# [Set task]
Make an exact copy of the entries below.

# [Data for processing]
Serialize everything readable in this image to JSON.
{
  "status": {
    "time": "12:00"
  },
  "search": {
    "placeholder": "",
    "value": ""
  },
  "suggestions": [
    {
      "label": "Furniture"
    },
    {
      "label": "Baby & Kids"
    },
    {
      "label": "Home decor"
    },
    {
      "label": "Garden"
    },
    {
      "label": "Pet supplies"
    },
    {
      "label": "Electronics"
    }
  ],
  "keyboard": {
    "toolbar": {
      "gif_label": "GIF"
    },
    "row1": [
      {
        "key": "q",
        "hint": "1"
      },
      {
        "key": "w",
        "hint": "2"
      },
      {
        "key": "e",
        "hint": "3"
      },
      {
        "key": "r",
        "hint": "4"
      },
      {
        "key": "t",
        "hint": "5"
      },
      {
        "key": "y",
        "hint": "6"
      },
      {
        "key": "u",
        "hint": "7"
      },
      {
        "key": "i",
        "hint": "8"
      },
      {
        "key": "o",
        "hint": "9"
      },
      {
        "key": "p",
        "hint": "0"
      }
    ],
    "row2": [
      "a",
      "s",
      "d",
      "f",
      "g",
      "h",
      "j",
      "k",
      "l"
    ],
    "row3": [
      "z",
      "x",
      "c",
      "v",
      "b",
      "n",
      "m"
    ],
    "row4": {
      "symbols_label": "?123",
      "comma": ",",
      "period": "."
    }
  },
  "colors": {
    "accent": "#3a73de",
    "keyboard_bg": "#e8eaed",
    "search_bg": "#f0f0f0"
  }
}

# [Solution for this task]
Serialize everything readable in this image to JSON.
{
  "status": {
    "time": "12:00"
  },
  "search": {
    "placeholder": "",
    "value": ""
  },
  "suggestions": [
    {
      "label": "Furniture"
    },
    {
      "label": "Baby & Kids"
    },
    {
      "label": "Home decor"
    },
    {
      "label": "Garden"
    },
    {
      "label": "Pet supplies"
    },
    {
      "label": "Electronics"
    }
  ],
  "keyboard": {
    "toolbar": {
      "gif_label": "GIF"
    },
    "row1": [
      {
        "key": "q",
        "hint": "1"
      },
      {
        "key": "w",
        "hint": "2"
      },
      {
        "key": "e",
        "hint": "3"
      },
      {
        "key": "r",
        "hint": "4"
      },
      {
        "key": "t",
        "hint": "5"
      },
      {
        "key": "y",
        "hint": "6"
      },
      {
        "key": "u",
        "hint": "7"
      },
      {
        "key": "i",
        "hint": "8"
      },
      {
        "key": "o",
        "hint": "9"
      },
      {
        "key": "p",
        "hint": "0"
      }
    ],
    "row2": [
      "a",
      "s",
      "d",
      "f",
      "g",
      "h",
      "j",
      "k",
      "l"
    ],
    "row3": [
      "z",
      "x",
      "c",
      "v",
      "b",
      "n",
      "m"
    ],
    "row4": {
      "symbols_label": "?123",
      "comma": ",",
      "period": "."
    }
  },
  "colors": {
    "accent": "#3a73de",
    "keyboard_bg": "#e8eaed",
    "search_bg": "#f0f0f0"
  }
}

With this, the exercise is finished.